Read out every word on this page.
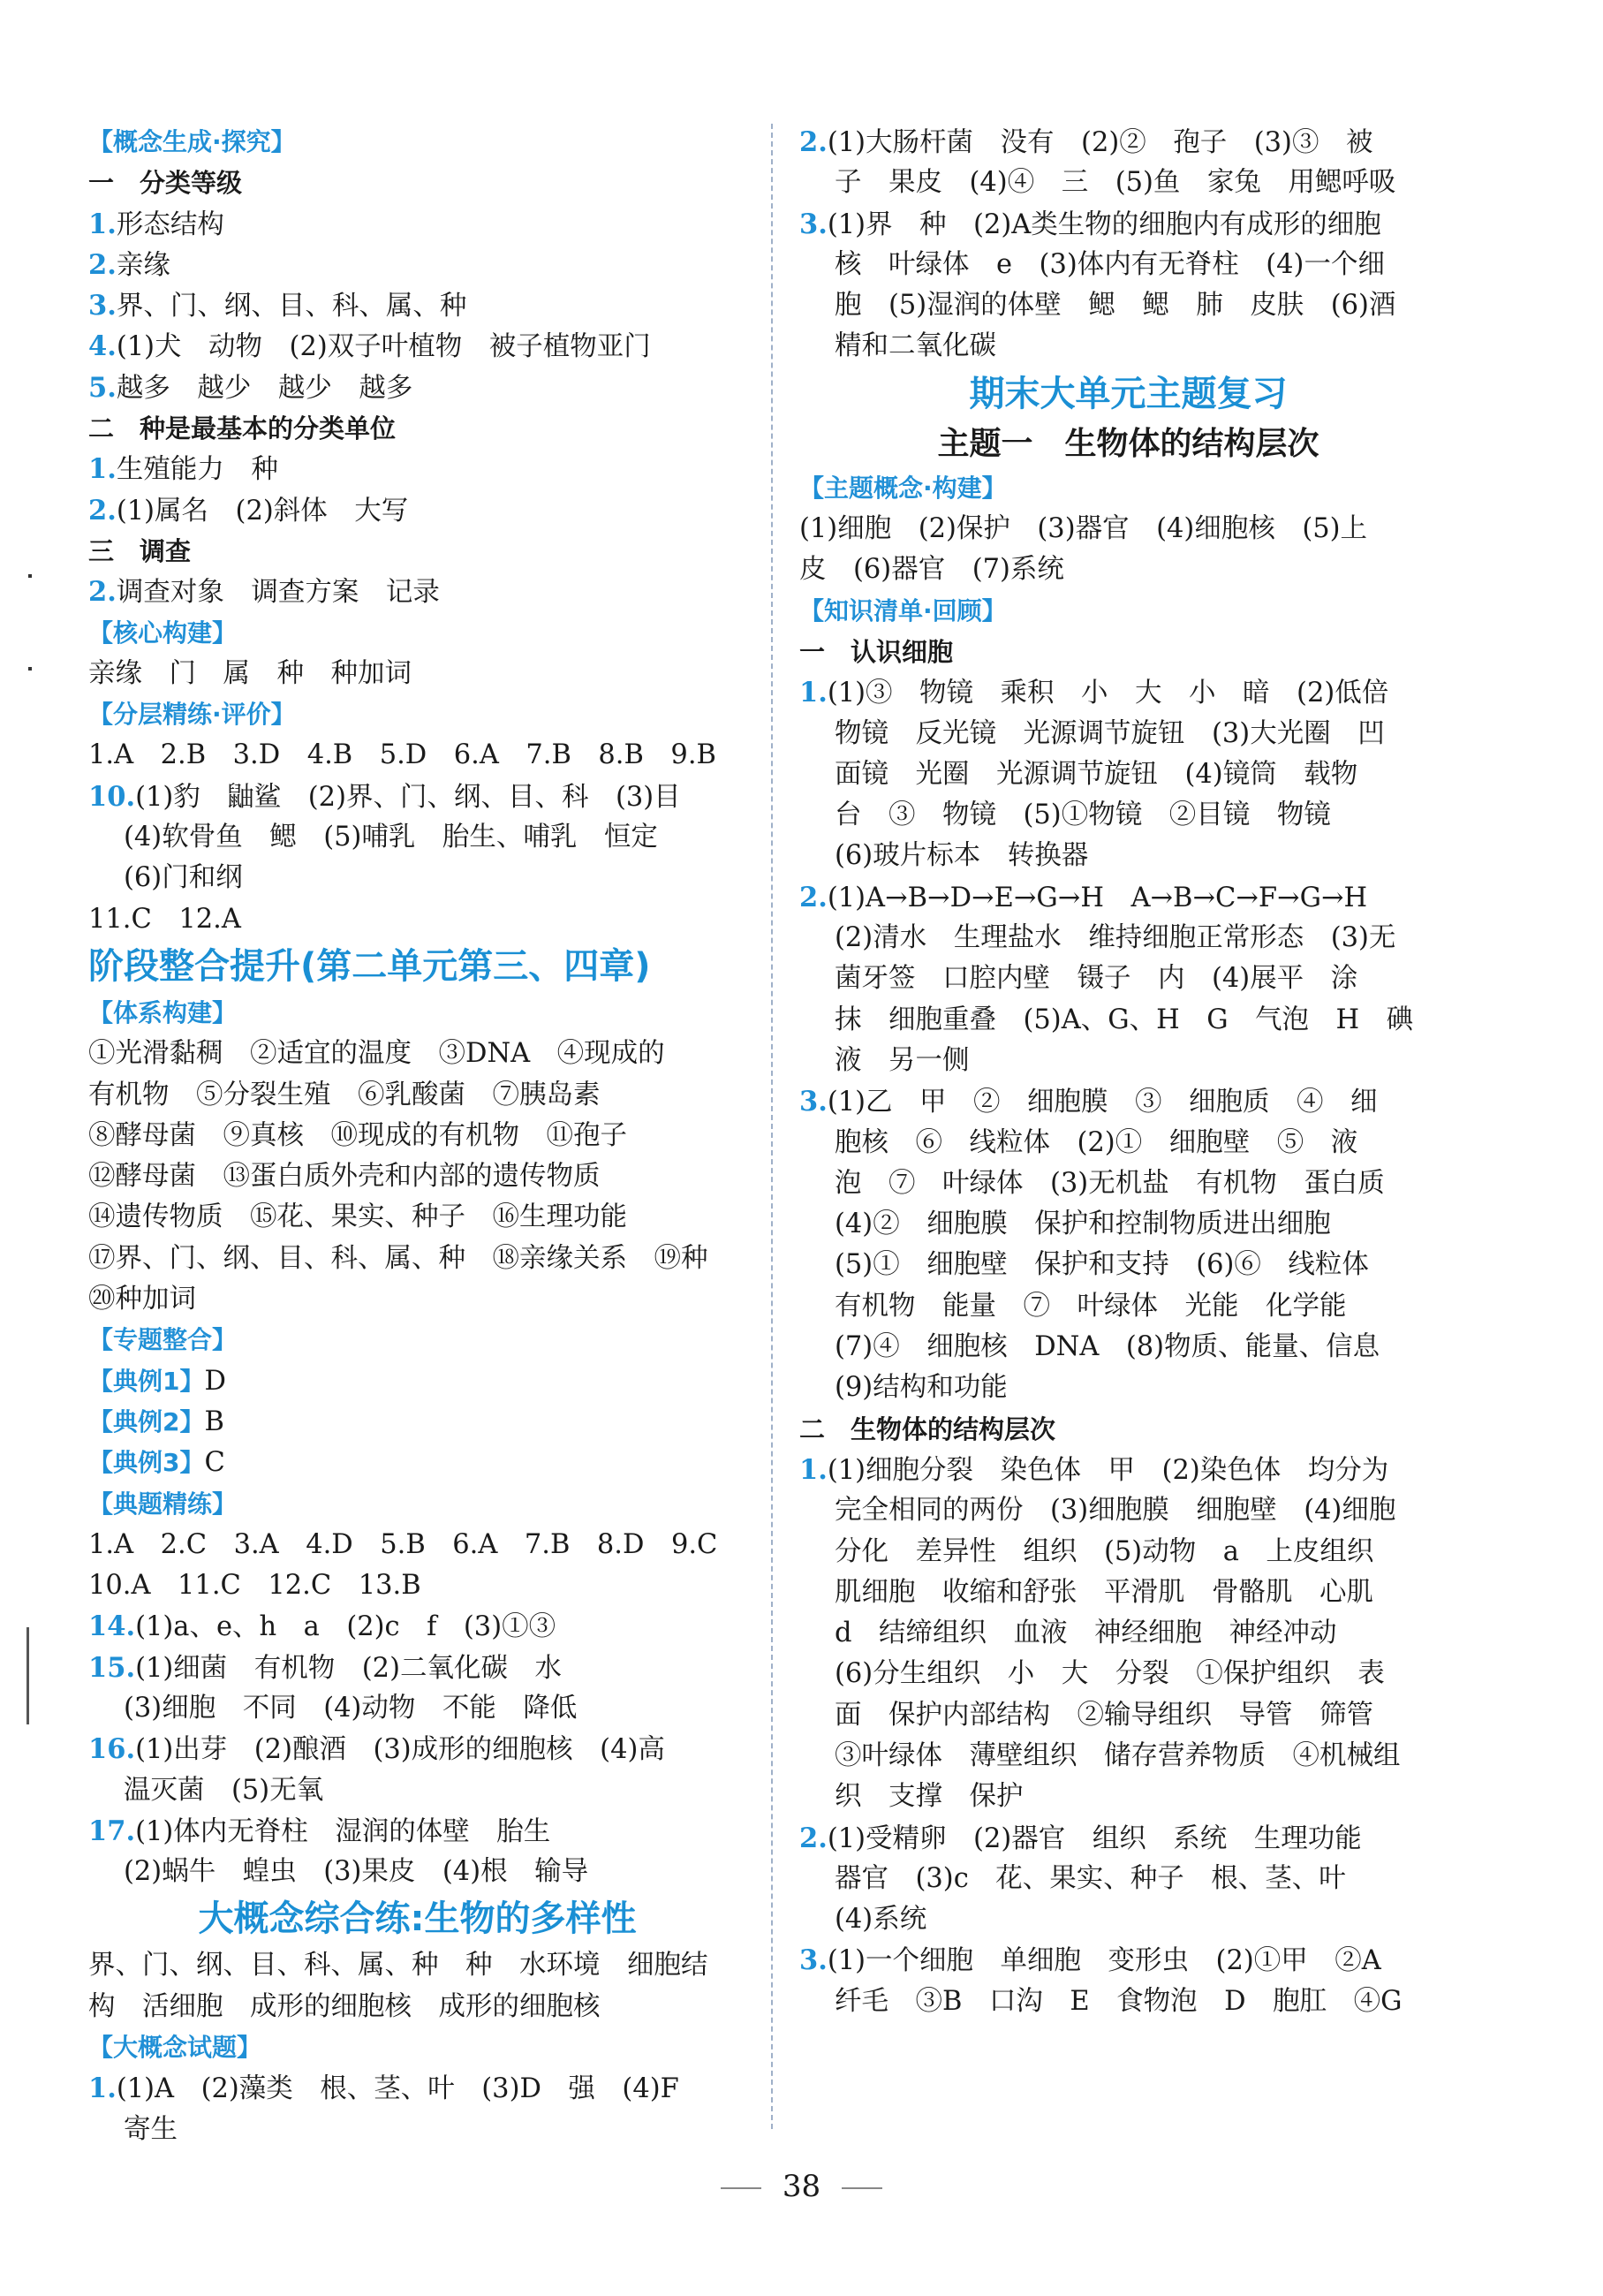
【概念生成·探究】
一　分类等级
1.形态结构
2.亲缘
3.界、门、纲、目、科、属、种
4.(1)犬　动物　(2)双子叶植物　被子植物亚门
5.越多　越少　越少　越多
二　种是最基本的分类单位
1.生殖能力　种
2.(1)属名　(2)斜体　大写
三　调查
2.调查对象　调查方案　记录
【核心构建】
亲缘　门　属　种　种加词
【分层精练·评价】
1.A　2.B　3.D　4.B　5.D　6.A　7.B　8.B　9.B
10.(1)豹　鼬鲨　(2)界、门、纲、目、科　(3)目
(4)软骨鱼　鳃　(5)哺乳　胎生、哺乳　恒定
(6)门和纲
11.C　12.A
阶段整合提升(第二单元第三、四章)
【体系构建】
①光滑黏稠　②适宜的温度　③DNA　④现成的
有机物　⑤分裂生殖　⑥乳酸菌　⑦胰岛素
⑧酵母菌　⑨真核　⑩现成的有机物　⑪孢子
⑫酵母菌　⑬蛋白质外壳和内部的遗传物质
⑭遗传物质　⑮花、果实、种子　⑯生理功能
⑰界、门、纲、目、科、属、种　⑱亲缘关系　⑲种
⑳种加词
【专题整合】
【典例1】D
【典例2】B
【典例3】C
【典题精练】
1.A　2.C　3.A　4.D　5.B　6.A　7.B　8.D　9.C
10.A　11.C　12.C　13.B
14.(1)a、e、h　a　(2)c　f　(3)①③
15.(1)细菌　有机物　(2)二氧化碳　水
(3)细胞　不同　(4)动物　不能　降低
16.(1)出芽　(2)酿酒　(3)成形的细胞核　(4)高
温灭菌　(5)无氧
17.(1)体内无脊柱　湿润的体壁　胎生
(2)蜗牛　蝗虫　(3)果皮　(4)根　输导
大概念综合练:生物的多样性
界、门、纲、目、科、属、种　种　水环境　细胞结
构　活细胞　成形的细胞核　成形的细胞核
【大概念试题】
1.(1)A　(2)藻类　根、茎、叶　(3)D　强　(4)F
寄生
2.(1)大肠杆菌　没有　(2)②　孢子　(3)③　被
子　果皮　(4)④　三　(5)鱼　家兔　用鳃呼吸
3.(1)界　种　(2)A类生物的细胞内有成形的细胞
核　叶绿体　e　(3)体内有无脊柱　(4)一个细
胞　(5)湿润的体壁　鳃　鳃　肺　皮肤　(6)酒
精和二氧化碳
期末大单元主题复习
主题一　生物体的结构层次
【主题概念·构建】
(1)细胞　(2)保护　(3)器官　(4)细胞核　(5)上
皮　(6)器官　(7)系统
【知识清单·回顾】
一　认识细胞
1.(1)③　物镜　乘积　小　大　小　暗　(2)低倍
物镜　反光镜　光源调节旋钮　(3)大光圈　凹
面镜　光圈　光源调节旋钮　(4)镜筒　载物
台　③　物镜　(5)①物镜　②目镜　物镜
(6)玻片标本　转换器
2.(1)A→B→D→E→G→H　A→B→C→F→G→H
(2)清水　生理盐水　维持细胞正常形态　(3)无
菌牙签　口腔内壁　镊子　内　(4)展平　涂
抹　细胞重叠　(5)A、G、H　G　气泡　H　碘
液　另一侧
3.(1)乙　甲　②　细胞膜　③　细胞质　④　细
胞核　⑥　线粒体　(2)①　细胞壁　⑤　液
泡　⑦　叶绿体　(3)无机盐　有机物　蛋白质
(4)②　细胞膜　保护和控制物质进出细胞
(5)①　细胞壁　保护和支持　(6)⑥　线粒体
有机物　能量　⑦　叶绿体　光能　化学能
(7)④　细胞核　DNA　(8)物质、能量、信息
(9)结构和功能
二　生物体的结构层次
1.(1)细胞分裂　染色体　甲　(2)染色体　均分为
完全相同的两份　(3)细胞膜　细胞壁　(4)细胞
分化　差异性　组织　(5)动物　a　上皮组织
肌细胞　收缩和舒张　平滑肌　骨骼肌　心肌
d　结缔组织　血液　神经细胞　神经冲动
(6)分生组织　小　大　分裂　①保护组织　表
面　保护内部结构　②输导组织　导管　筛管
③叶绿体　薄壁组织　储存营养物质　④机械组
织　支撑　保护
2.(1)受精卵　(2)器官　组织　系统　生理功能
器官　(3)c　花、果实、种子　根、茎、叶
(4)系统
3.(1)一个细胞　单细胞　变形虫　(2)①甲　②A
纤毛　③B　口沟　E　食物泡　D　胞肛　④G
38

====

• _STATED TASK_:
Count the lines of the material that include the word "成形的细胞核", then report only the total.

• _SOLUTION_:
2